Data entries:
(begin)

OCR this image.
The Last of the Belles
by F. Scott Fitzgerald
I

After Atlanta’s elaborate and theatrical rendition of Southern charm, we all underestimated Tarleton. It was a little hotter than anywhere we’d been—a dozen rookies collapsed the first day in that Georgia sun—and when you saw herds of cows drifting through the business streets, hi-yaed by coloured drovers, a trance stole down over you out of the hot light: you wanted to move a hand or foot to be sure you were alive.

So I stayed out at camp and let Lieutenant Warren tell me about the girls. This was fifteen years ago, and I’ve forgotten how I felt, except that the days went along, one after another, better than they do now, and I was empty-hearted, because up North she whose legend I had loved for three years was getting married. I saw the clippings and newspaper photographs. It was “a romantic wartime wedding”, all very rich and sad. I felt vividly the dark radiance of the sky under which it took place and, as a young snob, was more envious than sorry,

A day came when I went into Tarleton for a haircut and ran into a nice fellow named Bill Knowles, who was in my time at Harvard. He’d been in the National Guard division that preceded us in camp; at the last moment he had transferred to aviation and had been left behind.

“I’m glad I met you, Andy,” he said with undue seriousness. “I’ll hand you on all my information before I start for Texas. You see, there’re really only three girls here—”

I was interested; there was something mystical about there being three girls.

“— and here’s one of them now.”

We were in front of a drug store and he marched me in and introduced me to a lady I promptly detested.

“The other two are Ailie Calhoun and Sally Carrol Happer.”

(end)
(begin)

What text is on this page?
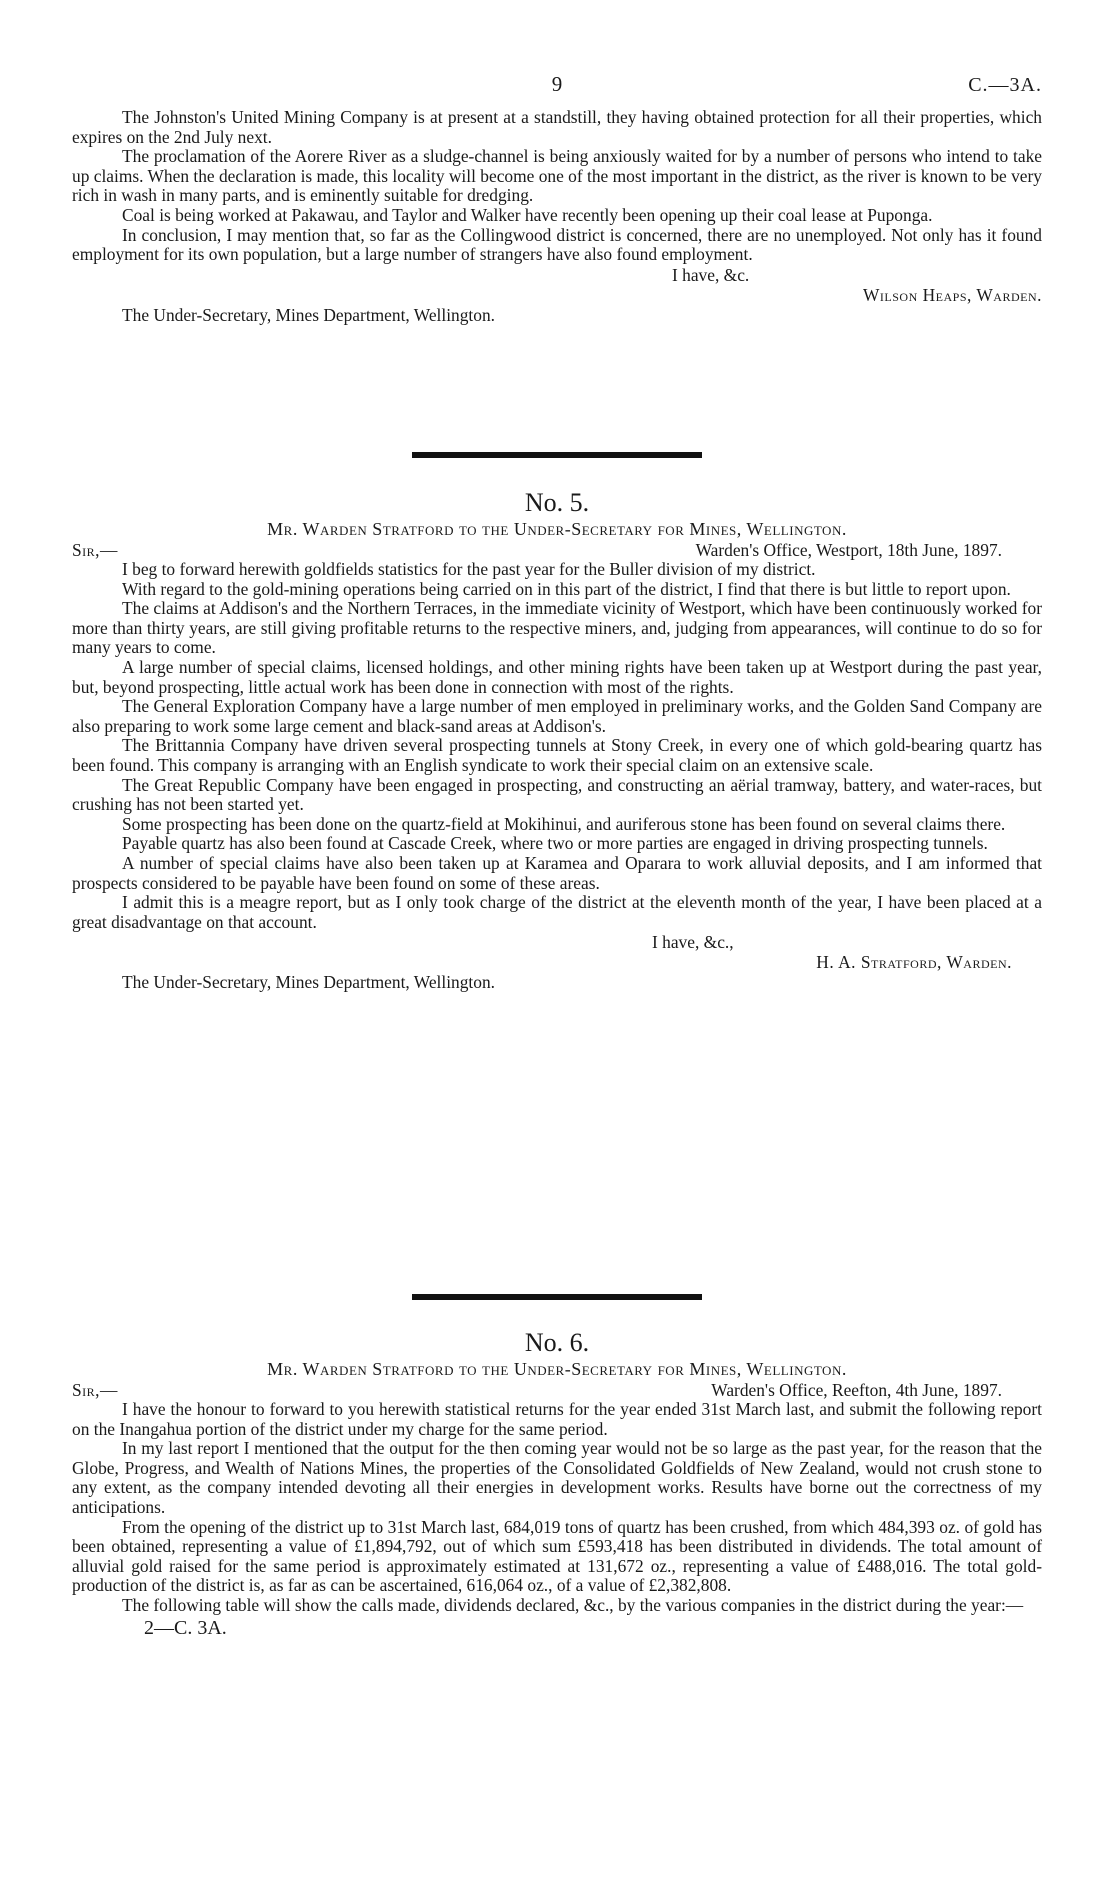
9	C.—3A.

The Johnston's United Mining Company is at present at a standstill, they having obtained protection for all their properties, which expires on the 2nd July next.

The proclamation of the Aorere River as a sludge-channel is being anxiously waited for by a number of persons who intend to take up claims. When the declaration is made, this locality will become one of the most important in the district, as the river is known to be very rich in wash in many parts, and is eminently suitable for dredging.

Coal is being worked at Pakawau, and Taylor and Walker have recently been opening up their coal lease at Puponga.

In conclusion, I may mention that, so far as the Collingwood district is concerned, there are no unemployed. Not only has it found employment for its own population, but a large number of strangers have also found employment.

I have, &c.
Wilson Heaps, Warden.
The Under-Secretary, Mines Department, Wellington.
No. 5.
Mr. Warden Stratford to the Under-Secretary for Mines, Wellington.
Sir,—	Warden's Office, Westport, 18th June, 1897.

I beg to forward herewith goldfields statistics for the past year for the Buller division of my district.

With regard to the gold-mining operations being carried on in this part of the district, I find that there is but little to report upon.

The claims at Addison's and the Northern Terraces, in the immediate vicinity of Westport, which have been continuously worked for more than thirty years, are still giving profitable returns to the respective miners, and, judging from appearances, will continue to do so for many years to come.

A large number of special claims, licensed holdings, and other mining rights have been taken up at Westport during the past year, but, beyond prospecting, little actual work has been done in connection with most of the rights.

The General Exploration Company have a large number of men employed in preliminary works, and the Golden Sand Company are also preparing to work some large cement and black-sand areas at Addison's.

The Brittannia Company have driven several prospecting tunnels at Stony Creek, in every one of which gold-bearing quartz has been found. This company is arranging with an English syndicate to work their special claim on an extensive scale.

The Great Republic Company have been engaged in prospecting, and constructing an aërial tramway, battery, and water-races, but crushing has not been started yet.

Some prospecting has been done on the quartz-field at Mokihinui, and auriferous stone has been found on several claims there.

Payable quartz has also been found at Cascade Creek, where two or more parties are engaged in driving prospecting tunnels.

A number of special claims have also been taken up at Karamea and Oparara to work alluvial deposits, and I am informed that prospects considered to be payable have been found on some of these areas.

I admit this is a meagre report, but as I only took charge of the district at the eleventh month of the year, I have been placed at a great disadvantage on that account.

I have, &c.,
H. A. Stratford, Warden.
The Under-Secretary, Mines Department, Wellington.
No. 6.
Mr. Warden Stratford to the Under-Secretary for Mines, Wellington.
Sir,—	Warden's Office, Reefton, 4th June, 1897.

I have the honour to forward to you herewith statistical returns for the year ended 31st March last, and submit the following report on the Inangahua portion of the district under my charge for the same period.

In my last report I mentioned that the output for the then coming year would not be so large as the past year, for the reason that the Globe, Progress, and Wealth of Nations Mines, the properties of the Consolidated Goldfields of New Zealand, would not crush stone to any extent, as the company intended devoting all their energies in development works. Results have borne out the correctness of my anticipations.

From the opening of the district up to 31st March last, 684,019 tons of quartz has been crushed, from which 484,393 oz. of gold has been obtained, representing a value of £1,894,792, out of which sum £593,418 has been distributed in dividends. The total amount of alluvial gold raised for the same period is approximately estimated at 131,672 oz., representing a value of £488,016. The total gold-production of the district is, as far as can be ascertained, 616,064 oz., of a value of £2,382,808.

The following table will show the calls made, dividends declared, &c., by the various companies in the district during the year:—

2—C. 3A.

(end)

→ **DIRECTIONS FOR THIS TASK**
Locate all lines in the listing above with the word "prospecting" and copy them.

→ **WORKED SOLUTION**
A large number of special claims, licensed holdings, and other mining rights have been taken up at Westport during the past year, but, beyond prospecting, little actual work has been done in connection with most of the rights.
The Brittannia Company have driven several prospecting tunnels at Stony Creek, in every one of which gold-bearing quartz has been found. This company is arranging with an English syndicate to work their special claim on an extensive scale.
The Great Republic Company have been engaged in prospecting, and constructing an aërial tramway, battery, and water-races, but crushing has not been started yet.
Some prospecting has been done on the quartz-field at Mokihinui, and auriferous stone has been found on several claims there.
Payable quartz has also been found at Cascade Creek, where two or more parties are engaged in driving prospecting tunnels.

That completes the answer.